====== DATASET CONTENT

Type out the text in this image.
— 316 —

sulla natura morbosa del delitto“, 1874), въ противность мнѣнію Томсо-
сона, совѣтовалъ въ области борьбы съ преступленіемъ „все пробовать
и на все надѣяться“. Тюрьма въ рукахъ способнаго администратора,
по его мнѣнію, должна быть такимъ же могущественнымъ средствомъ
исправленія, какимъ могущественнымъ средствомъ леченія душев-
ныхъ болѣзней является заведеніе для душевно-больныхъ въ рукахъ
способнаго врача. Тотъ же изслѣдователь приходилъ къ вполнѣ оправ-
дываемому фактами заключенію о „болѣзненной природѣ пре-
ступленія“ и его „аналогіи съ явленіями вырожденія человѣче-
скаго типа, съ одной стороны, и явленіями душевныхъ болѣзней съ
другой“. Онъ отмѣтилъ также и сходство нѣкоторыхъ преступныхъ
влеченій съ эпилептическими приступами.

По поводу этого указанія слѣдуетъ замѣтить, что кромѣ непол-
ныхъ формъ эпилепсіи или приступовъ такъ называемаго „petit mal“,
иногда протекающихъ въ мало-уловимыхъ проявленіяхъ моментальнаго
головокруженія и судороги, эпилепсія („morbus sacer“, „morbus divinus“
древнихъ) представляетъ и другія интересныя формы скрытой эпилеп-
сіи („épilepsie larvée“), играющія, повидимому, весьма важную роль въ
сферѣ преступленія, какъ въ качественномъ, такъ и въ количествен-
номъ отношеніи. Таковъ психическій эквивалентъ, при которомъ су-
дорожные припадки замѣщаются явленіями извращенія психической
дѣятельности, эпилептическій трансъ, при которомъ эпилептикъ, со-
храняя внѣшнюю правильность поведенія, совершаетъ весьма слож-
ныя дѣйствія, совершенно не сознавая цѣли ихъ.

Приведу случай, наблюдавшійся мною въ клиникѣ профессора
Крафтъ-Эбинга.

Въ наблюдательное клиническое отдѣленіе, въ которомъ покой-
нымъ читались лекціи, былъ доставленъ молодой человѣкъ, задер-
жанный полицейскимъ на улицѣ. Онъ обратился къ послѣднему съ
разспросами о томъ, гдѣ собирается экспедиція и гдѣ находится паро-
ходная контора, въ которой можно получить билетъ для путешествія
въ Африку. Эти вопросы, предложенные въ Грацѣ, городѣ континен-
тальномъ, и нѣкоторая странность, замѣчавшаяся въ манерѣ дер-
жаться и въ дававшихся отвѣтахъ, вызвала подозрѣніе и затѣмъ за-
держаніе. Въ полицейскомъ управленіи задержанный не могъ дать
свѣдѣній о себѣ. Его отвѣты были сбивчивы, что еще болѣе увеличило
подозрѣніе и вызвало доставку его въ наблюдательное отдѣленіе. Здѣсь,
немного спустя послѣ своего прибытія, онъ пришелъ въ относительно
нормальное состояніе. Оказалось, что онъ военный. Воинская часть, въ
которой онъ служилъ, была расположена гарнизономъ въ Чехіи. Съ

============

= TASK TO COMPLETE =
Every entry in the listing must be retyped exactly.

= RESULT OF THE TASK =
Type out the text in this image.
— 316 —

sulla natura morbosa del delitto“, 1874), въ противность мнѣнію Томсо-
сона, совѣтовалъ въ области борьбы съ преступленіемъ „все пробовать
и на все надѣяться“. Тюрьма въ рукахъ способнаго администратора,
по его мнѣнію, должна быть такимъ же могущественнымъ средствомъ
исправленія, какимъ могущественнымъ средствомъ леченія душев-
ныхъ болѣзней является заведеніе для душевно-больныхъ въ рукахъ
способнаго врача. Тотъ же изслѣдователь приходилъ къ вполнѣ оправ-
дываемому фактами заключенію о „болѣзненной природѣ пре-
ступленія“ и его „аналогіи съ явленіями вырожденія человѣче-
скаго типа, съ одной стороны, и явленіями душевныхъ болѣзней съ
другой“. Онъ отмѣтилъ также и сходство нѣкоторыхъ преступныхъ
влеченій съ эпилептическими приступами.

По поводу этого указанія слѣдуетъ замѣтить, что кромѣ непол-
ныхъ формъ эпилепсіи или приступовъ такъ называемаго „petit mal“,
иногда протекающихъ въ мало-уловимыхъ проявленіяхъ моментальнаго
головокруженія и судороги, эпилепсія („morbus sacer“, „morbus divinus“
древнихъ) представляетъ и другія интересныя формы скрытой эпилеп-
сіи („épilepsie larvée“), играющія, повидимому, весьма важную роль въ
сферѣ преступленія, какъ въ качественномъ, такъ и въ количествен-
номъ отношеніи. Таковъ психическій эквивалентъ, при которомъ су-
дорожные припадки замѣщаются явленіями извращенія психической
дѣятельности, эпилептическій трансъ, при которомъ эпилептикъ, со-
храняя внѣшнюю правильность поведенія, совершаетъ весьма слож-
ныя дѣйствія, совершенно не сознавая цѣли ихъ.

Приведу случай, наблюдавшійся мною въ клиникѣ профессора
Крафтъ-Эбинга.

Въ наблюдательное клиническое отдѣленіе, въ которомъ покой-
нымъ читались лекціи, былъ доставленъ молодой человѣкъ, задер-
жанный полицейскимъ на улицѣ. Онъ обратился къ послѣднему съ
разспросами о томъ, гдѣ собирается экспедиція и гдѣ находится паро-
ходная контора, въ которой можно получить билетъ для путешествія
въ Африку. Эти вопросы, предложенные въ Грацѣ, городѣ континен-
тальномъ, и нѣкоторая странность, замѣчавшаяся въ манерѣ дер-
жаться и въ дававшихся отвѣтахъ, вызвала подозрѣніе и затѣмъ за-
держаніе. Въ полицейскомъ управленіи задержанный не могъ дать
свѣдѣній о себѣ. Его отвѣты были сбивчивы, что еще болѣе увеличило
подозрѣніе и вызвало доставку его въ наблюдательное отдѣленіе. Здѣсь,
немного спустя послѣ своего прибытія, онъ пришелъ въ относительно
нормальное состояніе. Оказалось, что онъ военный. Воинская часть, въ
которой онъ служилъ, была расположена гарнизономъ въ Чехіи. Съ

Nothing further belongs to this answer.